[start of Supplied material]
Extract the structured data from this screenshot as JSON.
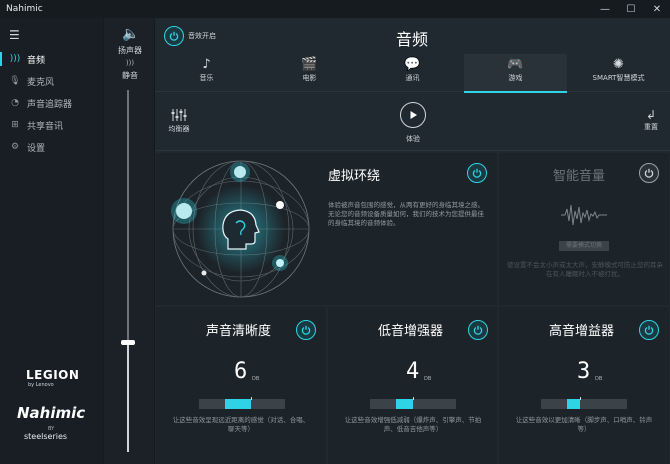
{
  "app": {
    "title": "Nahimic"
  },
  "window_controls": {
    "minimize": "—",
    "maximize": "☐",
    "close": "✕"
  },
  "sidebar": {
    "menu_icon": "hamburger-icon",
    "items": [
      {
        "label": "音频",
        "icon": "audio-wave-icon",
        "active": true
      },
      {
        "label": "麦克风",
        "icon": "microphone-icon",
        "active": false
      },
      {
        "label": "声音追踪器",
        "icon": "sound-tracker-icon",
        "active": false
      },
      {
        "label": "共享音讯",
        "icon": "share-icon",
        "active": false
      },
      {
        "label": "设置",
        "icon": "gear-icon",
        "active": false
      }
    ],
    "logos": {
      "legion": "LEGION",
      "legion_sub": "by Lenovo",
      "nahimic": "Nahimic",
      "by": "BY",
      "steelseries": "steelseries"
    }
  },
  "volume": {
    "speaker_label": "扬声器",
    "mute_label": "静音",
    "level": 0.3
  },
  "header": {
    "effect_toggle_label": "音效开启",
    "effect_on": true,
    "title": "音频"
  },
  "tabs": [
    {
      "label": "音乐",
      "icon": "music-note-icon",
      "active": false
    },
    {
      "label": "电影",
      "icon": "clapperboard-icon",
      "active": false
    },
    {
      "label": "通讯",
      "icon": "chat-bubble-icon",
      "active": false
    },
    {
      "label": "游戏",
      "icon": "gamepad-icon",
      "active": true
    },
    {
      "label": "SMART智慧模式",
      "icon": "smart-brain-icon",
      "active": false
    }
  ],
  "toolbar": {
    "equalizer_label": "均衡器",
    "experience_label": "体验",
    "reset_label": "重置"
  },
  "surround": {
    "title": "虚拟环绕",
    "on": true,
    "description": "体验被声音包围的感觉，从两有更好的身临其境之感。无论您的音频设备质量如何，我们的技术为您提供最佳的身临其境的音频体验。"
  },
  "smart_volume": {
    "title": "智能音量",
    "on": false,
    "preset_button": "需要模式切换",
    "description": "使设置不会太小声或太大声，安静模式可防止您的耳朵在有人睡眠时入不被打扰。"
  },
  "controls": [
    {
      "title": "声音清晰度",
      "value": "6",
      "unit": "DB",
      "level": 0.6,
      "on": true,
      "caption": "让这些音效呈现远近距离的感觉（对话、合唱、聊天等）"
    },
    {
      "title": "低音增强器",
      "value": "4",
      "unit": "DB",
      "level": 0.4,
      "on": true,
      "caption": "让这些音效增强低减弱（爆炸声、引擎声、节拍声、低音吉他声等）"
    },
    {
      "title": "高音增益器",
      "value": "3",
      "unit": "DB",
      "level": 0.3,
      "on": true,
      "caption": "让这些音效以更加清晰（脚步声、口哨声、铃声等）"
    }
  ],
  "colors": {
    "accent": "#2fd3e6",
    "bg": "#1f262c",
    "panel": "#1d2429"
  }
}
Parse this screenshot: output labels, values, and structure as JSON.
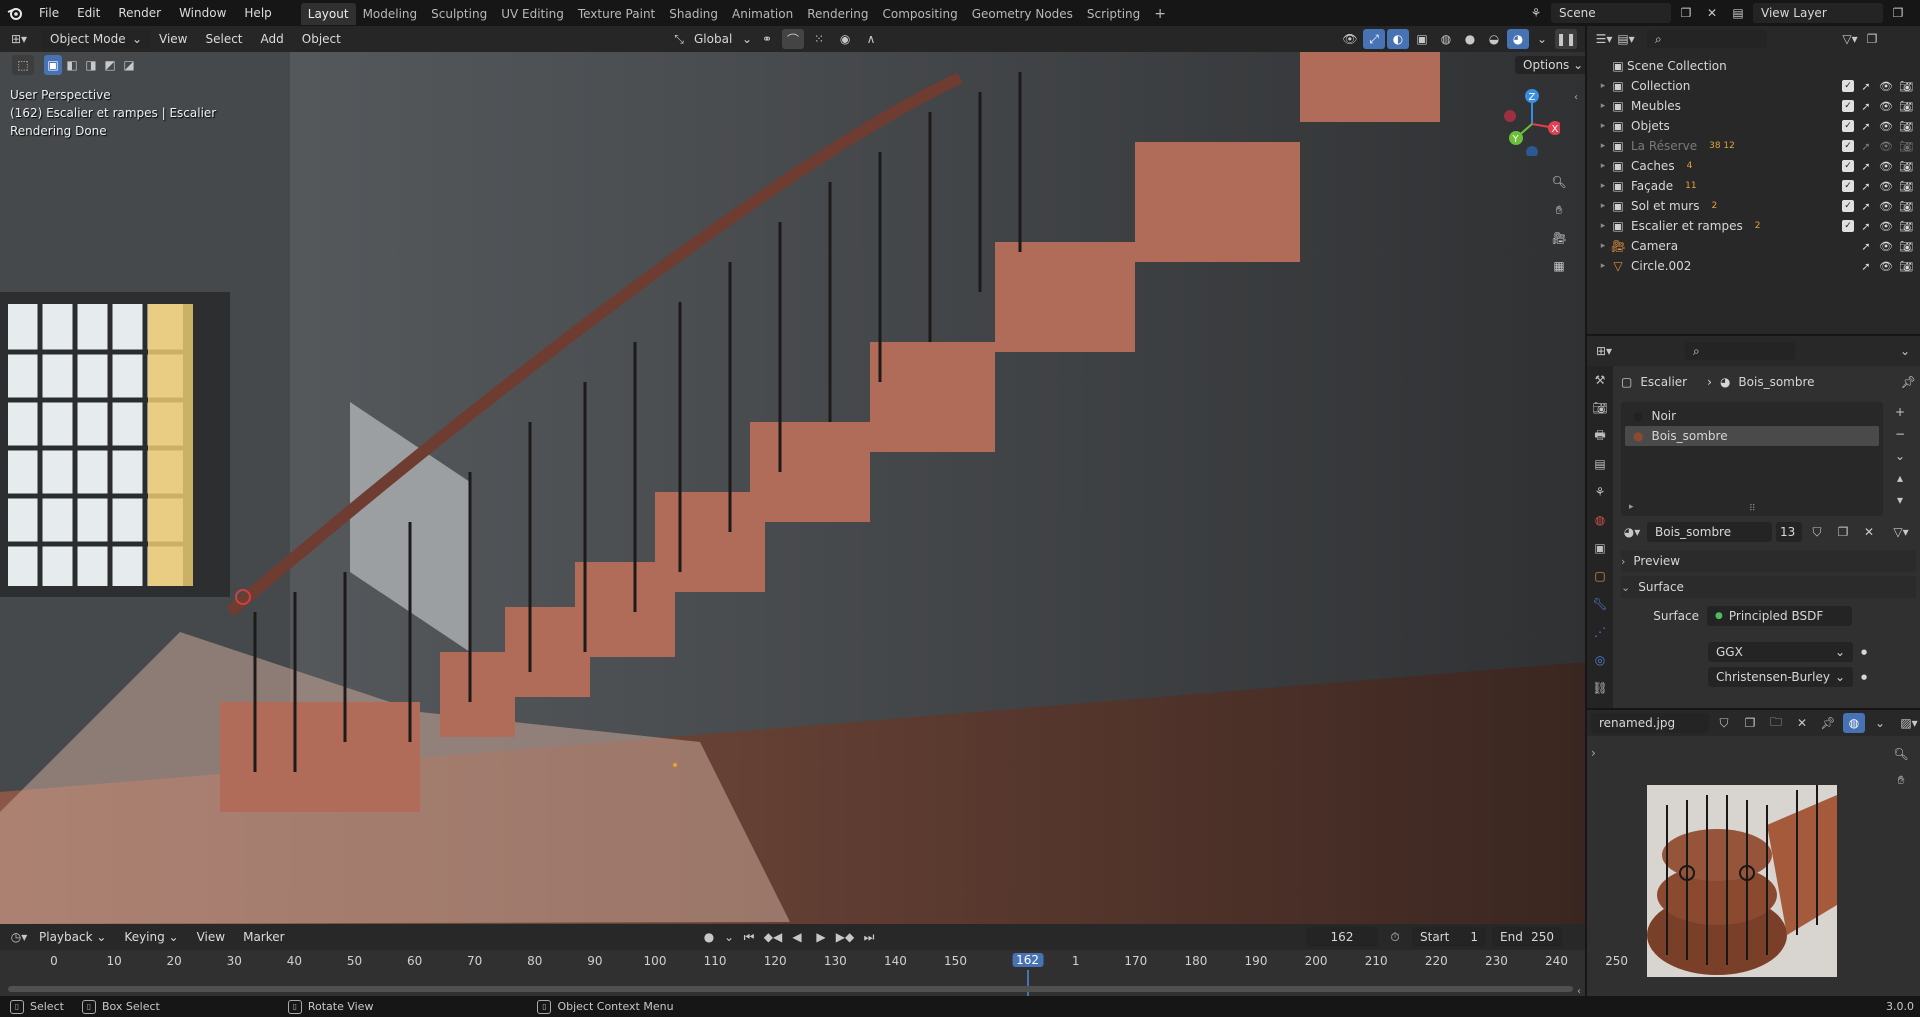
{
  "app_menu": [
    "File",
    "Edit",
    "Render",
    "Window",
    "Help"
  ],
  "workspace_tabs": [
    "Layout",
    "Modeling",
    "Sculpting",
    "UV Editing",
    "Texture Paint",
    "Shading",
    "Animation",
    "Rendering",
    "Compositing",
    "Geometry Nodes",
    "Scripting"
  ],
  "active_workspace": "Layout",
  "add_workspace": "+",
  "scene_name": "Scene",
  "view_layer": "View Layer",
  "viewport_header": {
    "mode": "Object Mode",
    "menus": [
      "View",
      "Select",
      "Add",
      "Object"
    ],
    "transform_orientation": "Global",
    "options": "Options"
  },
  "viewport_overlay": {
    "line1": "User Perspective",
    "line2": "(162) Escalier et rampes | Escalier",
    "line3": "Rendering Done"
  },
  "gizmo_axes": {
    "z": "Z",
    "y": "Y",
    "x": "X"
  },
  "outliner": {
    "root": "Scene Collection",
    "items": [
      {
        "label": "Collection",
        "dim": false,
        "badge": "",
        "checked": true
      },
      {
        "label": "Meubles",
        "dim": false,
        "badge": "",
        "checked": true
      },
      {
        "label": "Objets",
        "dim": false,
        "badge": "",
        "checked": true
      },
      {
        "label": "La Réserve",
        "dim": true,
        "badge": "38 12",
        "checked": true
      },
      {
        "label": "Caches",
        "dim": false,
        "badge": "4",
        "checked": true
      },
      {
        "label": "Façade",
        "dim": false,
        "badge": "11",
        "checked": true
      },
      {
        "label": "Sol et murs",
        "dim": false,
        "badge": "2",
        "checked": true
      },
      {
        "label": "Escalier et rampes",
        "dim": false,
        "badge": "2",
        "checked": true
      },
      {
        "label": "Camera",
        "dim": false,
        "badge": "",
        "checked": false
      },
      {
        "label": "Circle.002",
        "dim": false,
        "badge": "",
        "checked": false
      }
    ]
  },
  "properties": {
    "breadcrumb_object": "Escalier",
    "breadcrumb_material": "Bois_sombre",
    "material_slots": [
      "Noir",
      "Bois_sombre"
    ],
    "selected_slot": "Bois_sombre",
    "material_name": "Bois_sombre",
    "user_count": "13",
    "preview_label": "Preview",
    "surface_panel": "Surface",
    "surface_label": "Surface",
    "surface_value": "Principled BSDF",
    "distribution": "GGX",
    "subsurface": "Christensen-Burley"
  },
  "image_editor": {
    "image_name": "renamed.jpg"
  },
  "timeline": {
    "menus": [
      "Playback",
      "Keying",
      "View",
      "Marker"
    ],
    "current_frame": "162",
    "start_label": "Start",
    "start_value": "1",
    "end_label": "End",
    "end_value": "250",
    "ticks": [
      "0",
      "10",
      "20",
      "30",
      "40",
      "50",
      "60",
      "70",
      "80",
      "90",
      "100",
      "110",
      "120",
      "130",
      "140",
      "150",
      "1",
      "170",
      "180",
      "190",
      "200",
      "210",
      "220",
      "230",
      "240",
      "250"
    ],
    "playhead_label": "162"
  },
  "statusbar": {
    "select": "Select",
    "box_select": "Box Select",
    "rotate_view": "Rotate View",
    "context_menu": "Object Context Menu",
    "version": "3.0.0"
  }
}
[end of Supplied material]
- What you need to do -
Reproduce the material above in full, exactly, with no images.

- Response to this exercise -
Extract the structured data from this screenshot as JSON.
{
  "app": {
    "title": "Nahimic"
  },
  "window_controls": {
    "minimize": "—",
    "maximize": "☐",
    "close": "✕"
  },
  "sidebar": {
    "menu_icon": "hamburger-icon",
    "items": [
      {
        "label": "音频",
        "icon": "audio-wave-icon",
        "active": true
      },
      {
        "label": "麦克风",
        "icon": "microphone-icon",
        "active": false
      },
      {
        "label": "声音追踪器",
        "icon": "sound-tracker-icon",
        "active": false
      },
      {
        "label": "共享音讯",
        "icon": "share-icon",
        "active": false
      },
      {
        "label": "设置",
        "icon": "gear-icon",
        "active": false
      }
    ],
    "logos": {
      "legion": "LEGION",
      "legion_sub": "by Lenovo",
      "nahimic": "Nahimic",
      "by": "BY",
      "steelseries": "steelseries"
    }
  },
  "volume": {
    "speaker_label": "扬声器",
    "mute_label": "静音",
    "level": 0.3
  },
  "header": {
    "effect_toggle_label": "音效开启",
    "effect_on": true,
    "title": "音频"
  },
  "tabs": [
    {
      "label": "音乐",
      "icon": "music-note-icon",
      "active": false
    },
    {
      "label": "电影",
      "icon": "clapperboard-icon",
      "active": false
    },
    {
      "label": "通讯",
      "icon": "chat-bubble-icon",
      "active": false
    },
    {
      "label": "游戏",
      "icon": "gamepad-icon",
      "active": true
    },
    {
      "label": "SMART智慧模式",
      "icon": "smart-brain-icon",
      "active": false
    }
  ],
  "toolbar": {
    "equalizer_label": "均衡器",
    "experience_label": "体验",
    "reset_label": "重置"
  },
  "surround": {
    "title": "虚拟环绕",
    "on": true,
    "description": "体验被声音包围的感觉，从两有更好的身临其境之感。无论您的音频设备质量如何，我们的技术为您提供最佳的身临其境的音频体验。"
  },
  "smart_volume": {
    "title": "智能音量",
    "on": false,
    "preset_button": "需要模式切换",
    "description": "使设置不会太小声或太大声，安静模式可防止您的耳朵在有人睡眠时入不被打扰。"
  },
  "controls": [
    {
      "title": "声音清晰度",
      "value": "6",
      "unit": "DB",
      "level": 0.6,
      "on": true,
      "caption": "让这些音效呈现远近距离的感觉（对话、合唱、聊天等）"
    },
    {
      "title": "低音增强器",
      "value": "4",
      "unit": "DB",
      "level": 0.4,
      "on": true,
      "caption": "让这些音效增强低减弱（爆炸声、引擎声、节拍声、低音吉他声等）"
    },
    {
      "title": "高音增益器",
      "value": "3",
      "unit": "DB",
      "level": 0.3,
      "on": true,
      "caption": "让这些音效以更加清晰（脚步声、口哨声、铃声等）"
    }
  ],
  "colors": {
    "accent": "#2fd3e6",
    "bg": "#1f262c",
    "panel": "#1d2429"
  }
}
Parse this screenshot: output labels, values, and structure as JSON.
{
  "app_menu": [
    "File",
    "Edit",
    "Render",
    "Window",
    "Help"
  ],
  "workspace_tabs": [
    "Layout",
    "Modeling",
    "Sculpting",
    "UV Editing",
    "Texture Paint",
    "Shading",
    "Animation",
    "Rendering",
    "Compositing",
    "Geometry Nodes",
    "Scripting"
  ],
  "active_workspace": "Layout",
  "add_workspace": "+",
  "scene_name": "Scene",
  "view_layer": "View Layer",
  "viewport_header": {
    "mode": "Object Mode",
    "menus": [
      "View",
      "Select",
      "Add",
      "Object"
    ],
    "transform_orientation": "Global",
    "options": "Options"
  },
  "viewport_overlay": {
    "line1": "User Perspective",
    "line2": "(162) Escalier et rampes | Escalier",
    "line3": "Rendering Done"
  },
  "gizmo_axes": {
    "z": "Z",
    "y": "Y",
    "x": "X"
  },
  "outliner": {
    "root": "Scene Collection",
    "items": [
      {
        "label": "Collection",
        "dim": false,
        "badge": "",
        "checked": true
      },
      {
        "label": "Meubles",
        "dim": false,
        "badge": "",
        "checked": true
      },
      {
        "label": "Objets",
        "dim": false,
        "badge": "",
        "checked": true
      },
      {
        "label": "La Réserve",
        "dim": true,
        "badge": "38 12",
        "checked": true
      },
      {
        "label": "Caches",
        "dim": false,
        "badge": "4",
        "checked": true
      },
      {
        "label": "Façade",
        "dim": false,
        "badge": "11",
        "checked": true
      },
      {
        "label": "Sol et murs",
        "dim": false,
        "badge": "2",
        "checked": true
      },
      {
        "label": "Escalier et rampes",
        "dim": false,
        "badge": "2",
        "checked": true
      },
      {
        "label": "Camera",
        "dim": false,
        "badge": "",
        "checked": false
      },
      {
        "label": "Circle.002",
        "dim": false,
        "badge": "",
        "checked": false
      }
    ]
  },
  "properties": {
    "breadcrumb_object": "Escalier",
    "breadcrumb_material": "Bois_sombre",
    "material_slots": [
      "Noir",
      "Bois_sombre"
    ],
    "selected_slot": "Bois_sombre",
    "material_name": "Bois_sombre",
    "user_count": "13",
    "preview_label": "Preview",
    "surface_panel": "Surface",
    "surface_label": "Surface",
    "surface_value": "Principled BSDF",
    "distribution": "GGX",
    "subsurface": "Christensen-Burley"
  },
  "image_editor": {
    "image_name": "renamed.jpg"
  },
  "timeline": {
    "menus": [
      "Playback",
      "Keying",
      "View",
      "Marker"
    ],
    "current_frame": "162",
    "start_label": "Start",
    "start_value": "1",
    "end_label": "End",
    "end_value": "250",
    "ticks": [
      "0",
      "10",
      "20",
      "30",
      "40",
      "50",
      "60",
      "70",
      "80",
      "90",
      "100",
      "110",
      "120",
      "130",
      "140",
      "150",
      "1",
      "170",
      "180",
      "190",
      "200",
      "210",
      "220",
      "230",
      "240",
      "250"
    ],
    "playhead_label": "162"
  },
  "statusbar": {
    "select": "Select",
    "box_select": "Box Select",
    "rotate_view": "Rotate View",
    "context_menu": "Object Context Menu",
    "version": "3.0.0"
  }
}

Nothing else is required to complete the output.